Answer with one number only: the number of lines that contain "nmixed".

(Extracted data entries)
============================================================

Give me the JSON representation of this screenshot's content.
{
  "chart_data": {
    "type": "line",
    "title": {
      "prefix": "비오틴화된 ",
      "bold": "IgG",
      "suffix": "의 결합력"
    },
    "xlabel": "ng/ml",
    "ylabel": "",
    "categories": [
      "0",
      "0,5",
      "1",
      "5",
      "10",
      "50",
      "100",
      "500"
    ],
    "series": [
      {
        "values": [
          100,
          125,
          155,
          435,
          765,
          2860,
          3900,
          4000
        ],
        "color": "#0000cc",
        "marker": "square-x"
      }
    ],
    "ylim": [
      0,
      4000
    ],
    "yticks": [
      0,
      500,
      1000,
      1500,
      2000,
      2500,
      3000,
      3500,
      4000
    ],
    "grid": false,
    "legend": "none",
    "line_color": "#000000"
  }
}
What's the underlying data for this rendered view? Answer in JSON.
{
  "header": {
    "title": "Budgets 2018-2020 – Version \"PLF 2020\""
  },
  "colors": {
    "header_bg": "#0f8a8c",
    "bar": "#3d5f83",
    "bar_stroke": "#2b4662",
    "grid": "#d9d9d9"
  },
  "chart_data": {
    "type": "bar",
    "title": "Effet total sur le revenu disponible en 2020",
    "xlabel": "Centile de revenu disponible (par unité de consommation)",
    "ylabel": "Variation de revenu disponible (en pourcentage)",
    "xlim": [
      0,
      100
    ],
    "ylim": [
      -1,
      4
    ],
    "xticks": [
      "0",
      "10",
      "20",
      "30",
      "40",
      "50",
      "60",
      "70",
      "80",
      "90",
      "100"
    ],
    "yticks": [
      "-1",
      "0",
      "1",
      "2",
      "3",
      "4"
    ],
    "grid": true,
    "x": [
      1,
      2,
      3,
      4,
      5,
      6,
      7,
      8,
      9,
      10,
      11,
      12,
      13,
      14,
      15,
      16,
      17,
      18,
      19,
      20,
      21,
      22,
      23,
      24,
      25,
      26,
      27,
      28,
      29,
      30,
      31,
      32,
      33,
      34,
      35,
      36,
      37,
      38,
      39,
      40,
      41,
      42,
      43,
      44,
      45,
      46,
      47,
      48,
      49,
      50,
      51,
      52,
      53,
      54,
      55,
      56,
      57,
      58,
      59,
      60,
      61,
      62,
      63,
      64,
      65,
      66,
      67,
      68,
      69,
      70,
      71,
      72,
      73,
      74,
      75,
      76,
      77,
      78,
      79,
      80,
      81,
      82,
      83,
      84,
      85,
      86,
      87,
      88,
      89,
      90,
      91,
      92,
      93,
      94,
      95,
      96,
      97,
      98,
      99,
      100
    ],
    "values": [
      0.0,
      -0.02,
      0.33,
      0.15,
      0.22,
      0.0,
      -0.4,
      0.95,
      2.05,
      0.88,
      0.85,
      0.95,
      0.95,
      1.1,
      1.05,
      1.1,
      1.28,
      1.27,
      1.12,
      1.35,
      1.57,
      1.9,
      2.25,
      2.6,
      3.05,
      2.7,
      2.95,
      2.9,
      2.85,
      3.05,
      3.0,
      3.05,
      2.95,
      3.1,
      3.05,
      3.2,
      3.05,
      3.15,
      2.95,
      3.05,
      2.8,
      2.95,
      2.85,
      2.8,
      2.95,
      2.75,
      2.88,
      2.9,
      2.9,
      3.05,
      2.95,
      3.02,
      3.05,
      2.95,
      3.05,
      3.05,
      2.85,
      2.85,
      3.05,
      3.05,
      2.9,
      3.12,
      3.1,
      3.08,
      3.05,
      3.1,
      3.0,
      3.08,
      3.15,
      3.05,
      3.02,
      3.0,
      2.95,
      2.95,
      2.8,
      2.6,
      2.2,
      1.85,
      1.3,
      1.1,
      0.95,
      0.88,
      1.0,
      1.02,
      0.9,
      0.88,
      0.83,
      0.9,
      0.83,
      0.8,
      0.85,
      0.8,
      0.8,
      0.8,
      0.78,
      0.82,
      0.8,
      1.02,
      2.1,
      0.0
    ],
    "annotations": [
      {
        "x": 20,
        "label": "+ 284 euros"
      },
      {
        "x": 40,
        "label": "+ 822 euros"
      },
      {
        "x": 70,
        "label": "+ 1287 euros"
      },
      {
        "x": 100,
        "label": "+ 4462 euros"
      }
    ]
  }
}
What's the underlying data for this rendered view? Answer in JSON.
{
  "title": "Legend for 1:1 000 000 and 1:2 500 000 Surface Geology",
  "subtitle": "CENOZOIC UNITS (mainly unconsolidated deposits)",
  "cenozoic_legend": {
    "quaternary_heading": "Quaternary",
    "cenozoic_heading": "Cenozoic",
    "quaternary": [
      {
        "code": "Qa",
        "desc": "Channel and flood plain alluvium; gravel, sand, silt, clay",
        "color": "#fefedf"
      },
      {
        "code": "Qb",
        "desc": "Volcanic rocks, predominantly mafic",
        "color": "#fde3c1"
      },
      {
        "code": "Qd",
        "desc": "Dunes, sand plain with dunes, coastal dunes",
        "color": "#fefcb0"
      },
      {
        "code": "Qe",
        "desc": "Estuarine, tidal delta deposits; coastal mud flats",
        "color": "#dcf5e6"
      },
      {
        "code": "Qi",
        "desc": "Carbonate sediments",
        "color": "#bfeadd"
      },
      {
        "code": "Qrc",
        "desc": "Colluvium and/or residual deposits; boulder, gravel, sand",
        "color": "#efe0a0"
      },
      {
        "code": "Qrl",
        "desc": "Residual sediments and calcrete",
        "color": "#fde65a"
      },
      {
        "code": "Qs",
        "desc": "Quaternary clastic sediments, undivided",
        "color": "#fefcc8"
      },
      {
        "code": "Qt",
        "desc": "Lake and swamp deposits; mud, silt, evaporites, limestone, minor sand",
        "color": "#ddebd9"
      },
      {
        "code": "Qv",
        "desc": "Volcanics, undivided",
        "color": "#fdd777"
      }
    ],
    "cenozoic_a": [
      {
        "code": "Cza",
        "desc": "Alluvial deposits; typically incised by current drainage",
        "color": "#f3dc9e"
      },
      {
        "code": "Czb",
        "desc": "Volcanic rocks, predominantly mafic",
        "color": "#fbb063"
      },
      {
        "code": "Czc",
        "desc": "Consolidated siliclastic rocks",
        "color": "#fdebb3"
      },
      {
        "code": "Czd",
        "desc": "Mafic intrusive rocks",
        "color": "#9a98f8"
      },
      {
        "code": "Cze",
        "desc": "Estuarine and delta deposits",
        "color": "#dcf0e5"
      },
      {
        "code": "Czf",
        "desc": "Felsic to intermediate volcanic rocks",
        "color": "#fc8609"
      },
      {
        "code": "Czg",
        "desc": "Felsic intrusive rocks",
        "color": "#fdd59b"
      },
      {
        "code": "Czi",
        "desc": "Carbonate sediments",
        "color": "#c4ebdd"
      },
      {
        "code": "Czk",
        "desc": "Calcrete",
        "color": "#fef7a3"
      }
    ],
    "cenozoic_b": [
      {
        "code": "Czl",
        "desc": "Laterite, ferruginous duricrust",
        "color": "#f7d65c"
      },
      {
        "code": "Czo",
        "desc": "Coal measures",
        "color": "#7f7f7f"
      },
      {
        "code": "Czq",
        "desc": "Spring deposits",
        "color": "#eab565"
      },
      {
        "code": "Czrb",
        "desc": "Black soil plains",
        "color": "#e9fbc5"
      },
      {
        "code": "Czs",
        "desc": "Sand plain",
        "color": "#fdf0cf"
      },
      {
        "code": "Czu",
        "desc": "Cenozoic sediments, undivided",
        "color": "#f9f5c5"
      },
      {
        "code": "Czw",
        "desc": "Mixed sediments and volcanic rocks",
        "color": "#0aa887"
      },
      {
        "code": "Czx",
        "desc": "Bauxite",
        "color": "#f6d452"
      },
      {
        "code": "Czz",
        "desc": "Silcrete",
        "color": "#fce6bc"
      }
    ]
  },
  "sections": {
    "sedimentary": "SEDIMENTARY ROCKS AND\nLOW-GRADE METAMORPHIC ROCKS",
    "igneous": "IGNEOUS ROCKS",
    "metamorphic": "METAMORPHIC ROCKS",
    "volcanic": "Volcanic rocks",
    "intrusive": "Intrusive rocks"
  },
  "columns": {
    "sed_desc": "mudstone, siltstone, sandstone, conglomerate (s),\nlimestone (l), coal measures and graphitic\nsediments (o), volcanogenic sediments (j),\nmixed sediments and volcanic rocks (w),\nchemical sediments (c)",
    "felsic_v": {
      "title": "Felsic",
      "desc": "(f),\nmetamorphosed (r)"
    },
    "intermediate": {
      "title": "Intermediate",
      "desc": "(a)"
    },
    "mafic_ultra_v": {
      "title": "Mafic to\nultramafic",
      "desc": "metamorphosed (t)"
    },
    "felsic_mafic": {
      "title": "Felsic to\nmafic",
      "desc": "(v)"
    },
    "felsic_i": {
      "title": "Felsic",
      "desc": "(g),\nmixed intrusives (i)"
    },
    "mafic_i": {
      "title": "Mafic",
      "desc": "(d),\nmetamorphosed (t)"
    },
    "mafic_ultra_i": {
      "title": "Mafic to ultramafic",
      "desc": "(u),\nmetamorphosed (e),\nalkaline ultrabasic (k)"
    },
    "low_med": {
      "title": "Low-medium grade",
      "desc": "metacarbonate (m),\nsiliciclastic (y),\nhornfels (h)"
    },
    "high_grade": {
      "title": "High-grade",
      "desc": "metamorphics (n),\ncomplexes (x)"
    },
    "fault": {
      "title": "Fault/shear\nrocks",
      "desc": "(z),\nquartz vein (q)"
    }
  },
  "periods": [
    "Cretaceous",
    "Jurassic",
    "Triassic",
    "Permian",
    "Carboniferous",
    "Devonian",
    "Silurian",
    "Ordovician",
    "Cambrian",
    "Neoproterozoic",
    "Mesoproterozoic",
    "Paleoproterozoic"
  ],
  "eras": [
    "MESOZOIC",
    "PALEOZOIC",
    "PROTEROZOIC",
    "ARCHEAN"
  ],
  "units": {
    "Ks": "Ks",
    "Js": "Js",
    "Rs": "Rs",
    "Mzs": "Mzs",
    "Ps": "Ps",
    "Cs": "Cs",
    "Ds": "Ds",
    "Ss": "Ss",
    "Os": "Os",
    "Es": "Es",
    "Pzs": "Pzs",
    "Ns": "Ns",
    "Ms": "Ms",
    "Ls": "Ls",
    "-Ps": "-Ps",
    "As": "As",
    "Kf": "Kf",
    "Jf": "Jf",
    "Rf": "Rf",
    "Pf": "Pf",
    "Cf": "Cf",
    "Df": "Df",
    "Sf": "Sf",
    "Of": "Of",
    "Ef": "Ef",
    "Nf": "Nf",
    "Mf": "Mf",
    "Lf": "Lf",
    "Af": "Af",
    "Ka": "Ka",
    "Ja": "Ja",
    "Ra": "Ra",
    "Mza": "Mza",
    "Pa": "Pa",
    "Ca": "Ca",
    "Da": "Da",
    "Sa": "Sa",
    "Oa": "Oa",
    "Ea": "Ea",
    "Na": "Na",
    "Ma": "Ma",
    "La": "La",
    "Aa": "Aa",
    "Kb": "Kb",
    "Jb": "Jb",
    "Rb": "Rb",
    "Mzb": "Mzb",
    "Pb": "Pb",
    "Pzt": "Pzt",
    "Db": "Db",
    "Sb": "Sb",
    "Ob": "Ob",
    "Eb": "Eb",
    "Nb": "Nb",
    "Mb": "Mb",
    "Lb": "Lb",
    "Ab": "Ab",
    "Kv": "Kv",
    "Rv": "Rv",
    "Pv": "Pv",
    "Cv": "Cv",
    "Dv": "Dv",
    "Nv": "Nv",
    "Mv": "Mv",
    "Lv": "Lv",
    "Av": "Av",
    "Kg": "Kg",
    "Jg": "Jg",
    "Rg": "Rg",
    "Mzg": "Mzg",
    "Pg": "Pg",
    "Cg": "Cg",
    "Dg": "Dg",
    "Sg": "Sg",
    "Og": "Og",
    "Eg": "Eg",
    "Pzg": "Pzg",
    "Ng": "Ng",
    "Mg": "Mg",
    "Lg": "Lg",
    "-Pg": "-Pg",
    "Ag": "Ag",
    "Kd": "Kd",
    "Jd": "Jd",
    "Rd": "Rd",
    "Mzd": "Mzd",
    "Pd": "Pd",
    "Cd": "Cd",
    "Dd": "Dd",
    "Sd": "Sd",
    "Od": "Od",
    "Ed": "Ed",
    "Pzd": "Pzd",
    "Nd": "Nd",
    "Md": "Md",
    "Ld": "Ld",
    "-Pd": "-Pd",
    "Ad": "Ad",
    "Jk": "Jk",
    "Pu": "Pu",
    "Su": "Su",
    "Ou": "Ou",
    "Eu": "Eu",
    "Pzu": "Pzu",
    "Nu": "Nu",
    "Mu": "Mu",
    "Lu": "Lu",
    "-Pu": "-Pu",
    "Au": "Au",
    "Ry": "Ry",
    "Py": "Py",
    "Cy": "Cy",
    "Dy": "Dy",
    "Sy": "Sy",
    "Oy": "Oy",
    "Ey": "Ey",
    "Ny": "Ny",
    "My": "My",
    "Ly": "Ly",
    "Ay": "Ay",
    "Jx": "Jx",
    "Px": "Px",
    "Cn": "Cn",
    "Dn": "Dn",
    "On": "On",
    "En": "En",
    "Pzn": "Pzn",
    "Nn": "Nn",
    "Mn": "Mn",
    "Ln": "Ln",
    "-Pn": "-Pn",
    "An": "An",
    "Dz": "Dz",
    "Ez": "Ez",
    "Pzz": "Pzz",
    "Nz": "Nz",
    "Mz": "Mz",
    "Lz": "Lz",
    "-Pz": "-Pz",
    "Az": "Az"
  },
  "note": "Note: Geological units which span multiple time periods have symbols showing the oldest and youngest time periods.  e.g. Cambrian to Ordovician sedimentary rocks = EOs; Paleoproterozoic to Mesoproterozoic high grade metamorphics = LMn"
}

============================================================

### Problem solution:
2